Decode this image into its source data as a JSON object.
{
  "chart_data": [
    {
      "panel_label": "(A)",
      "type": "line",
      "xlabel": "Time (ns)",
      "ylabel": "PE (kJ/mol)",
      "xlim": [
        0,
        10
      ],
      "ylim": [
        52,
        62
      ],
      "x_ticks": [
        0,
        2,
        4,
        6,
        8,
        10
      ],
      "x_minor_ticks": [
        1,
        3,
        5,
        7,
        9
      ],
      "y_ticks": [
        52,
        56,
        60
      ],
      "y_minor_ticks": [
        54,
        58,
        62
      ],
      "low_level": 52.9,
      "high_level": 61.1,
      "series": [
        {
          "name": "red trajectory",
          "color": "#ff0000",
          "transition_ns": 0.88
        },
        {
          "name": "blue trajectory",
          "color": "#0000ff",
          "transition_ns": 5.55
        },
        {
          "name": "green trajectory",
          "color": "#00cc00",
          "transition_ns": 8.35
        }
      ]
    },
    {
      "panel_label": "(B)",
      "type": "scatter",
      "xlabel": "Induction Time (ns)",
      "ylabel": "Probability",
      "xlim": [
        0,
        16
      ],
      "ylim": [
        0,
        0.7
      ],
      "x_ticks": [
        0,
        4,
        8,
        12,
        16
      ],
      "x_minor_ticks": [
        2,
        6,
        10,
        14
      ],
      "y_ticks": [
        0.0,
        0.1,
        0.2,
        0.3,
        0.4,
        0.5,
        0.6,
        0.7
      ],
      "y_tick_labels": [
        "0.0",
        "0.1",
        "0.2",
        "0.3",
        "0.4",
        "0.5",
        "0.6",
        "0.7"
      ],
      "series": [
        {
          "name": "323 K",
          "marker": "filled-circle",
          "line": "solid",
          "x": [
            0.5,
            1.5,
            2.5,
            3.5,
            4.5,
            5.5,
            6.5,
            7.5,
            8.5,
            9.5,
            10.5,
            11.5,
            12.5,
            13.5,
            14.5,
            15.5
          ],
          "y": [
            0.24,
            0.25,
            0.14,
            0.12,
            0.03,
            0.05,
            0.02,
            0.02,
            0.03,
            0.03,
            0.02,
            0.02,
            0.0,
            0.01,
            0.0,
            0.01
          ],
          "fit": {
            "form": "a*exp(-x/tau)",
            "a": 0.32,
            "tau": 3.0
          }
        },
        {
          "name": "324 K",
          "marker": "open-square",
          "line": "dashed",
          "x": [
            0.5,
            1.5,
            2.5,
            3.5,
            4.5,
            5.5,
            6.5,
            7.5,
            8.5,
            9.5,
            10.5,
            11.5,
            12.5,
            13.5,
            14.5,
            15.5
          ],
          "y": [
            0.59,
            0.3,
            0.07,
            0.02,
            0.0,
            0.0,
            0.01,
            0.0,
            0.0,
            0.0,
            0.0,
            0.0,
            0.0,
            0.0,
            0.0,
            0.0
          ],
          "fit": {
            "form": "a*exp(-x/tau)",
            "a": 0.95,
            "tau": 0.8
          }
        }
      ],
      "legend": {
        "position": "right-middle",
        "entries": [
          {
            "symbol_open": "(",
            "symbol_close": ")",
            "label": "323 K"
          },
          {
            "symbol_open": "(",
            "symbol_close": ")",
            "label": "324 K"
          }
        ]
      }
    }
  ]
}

————————

▸ **Written instruction**
The records above should be restated word for word, please.

▸ **Written solution**
Decode this image into its source data as a JSON object.
{
  "chart_data": [
    {
      "panel_label": "(A)",
      "type": "line",
      "xlabel": "Time (ns)",
      "ylabel": "PE (kJ/mol)",
      "xlim": [
        0,
        10
      ],
      "ylim": [
        52,
        62
      ],
      "x_ticks": [
        0,
        2,
        4,
        6,
        8,
        10
      ],
      "x_minor_ticks": [
        1,
        3,
        5,
        7,
        9
      ],
      "y_ticks": [
        52,
        56,
        60
      ],
      "y_minor_ticks": [
        54,
        58,
        62
      ],
      "low_level": 52.9,
      "high_level": 61.1,
      "series": [
        {
          "name": "red trajectory",
          "color": "#ff0000",
          "transition_ns": 0.88
        },
        {
          "name": "blue trajectory",
          "color": "#0000ff",
          "transition_ns": 5.55
        },
        {
          "name": "green trajectory",
          "color": "#00cc00",
          "transition_ns": 8.35
        }
      ]
    },
    {
      "panel_label": "(B)",
      "type": "scatter",
      "xlabel": "Induction Time (ns)",
      "ylabel": "Probability",
      "xlim": [
        0,
        16
      ],
      "ylim": [
        0,
        0.7
      ],
      "x_ticks": [
        0,
        4,
        8,
        12,
        16
      ],
      "x_minor_ticks": [
        2,
        6,
        10,
        14
      ],
      "y_ticks": [
        0.0,
        0.1,
        0.2,
        0.3,
        0.4,
        0.5,
        0.6,
        0.7
      ],
      "y_tick_labels": [
        "0.0",
        "0.1",
        "0.2",
        "0.3",
        "0.4",
        "0.5",
        "0.6",
        "0.7"
      ],
      "series": [
        {
          "name": "323 K",
          "marker": "filled-circle",
          "line": "solid",
          "x": [
            0.5,
            1.5,
            2.5,
            3.5,
            4.5,
            5.5,
            6.5,
            7.5,
            8.5,
            9.5,
            10.5,
            11.5,
            12.5,
            13.5,
            14.5,
            15.5
          ],
          "y": [
            0.24,
            0.25,
            0.14,
            0.12,
            0.03,
            0.05,
            0.02,
            0.02,
            0.03,
            0.03,
            0.02,
            0.02,
            0.0,
            0.01,
            0.0,
            0.01
          ],
          "fit": {
            "form": "a*exp(-x/tau)",
            "a": 0.32,
            "tau": 3.0
          }
        },
        {
          "name": "324 K",
          "marker": "open-square",
          "line": "dashed",
          "x": [
            0.5,
            1.5,
            2.5,
            3.5,
            4.5,
            5.5,
            6.5,
            7.5,
            8.5,
            9.5,
            10.5,
            11.5,
            12.5,
            13.5,
            14.5,
            15.5
          ],
          "y": [
            0.59,
            0.3,
            0.07,
            0.02,
            0.0,
            0.0,
            0.01,
            0.0,
            0.0,
            0.0,
            0.0,
            0.0,
            0.0,
            0.0,
            0.0,
            0.0
          ],
          "fit": {
            "form": "a*exp(-x/tau)",
            "a": 0.95,
            "tau": 0.8
          }
        }
      ],
      "legend": {
        "position": "right-middle",
        "entries": [
          {
            "symbol_open": "(",
            "symbol_close": ")",
            "label": "323 K"
          },
          {
            "symbol_open": "(",
            "symbol_close": ")",
            "label": "324 K"
          }
        ]
      }
    }
  ]
}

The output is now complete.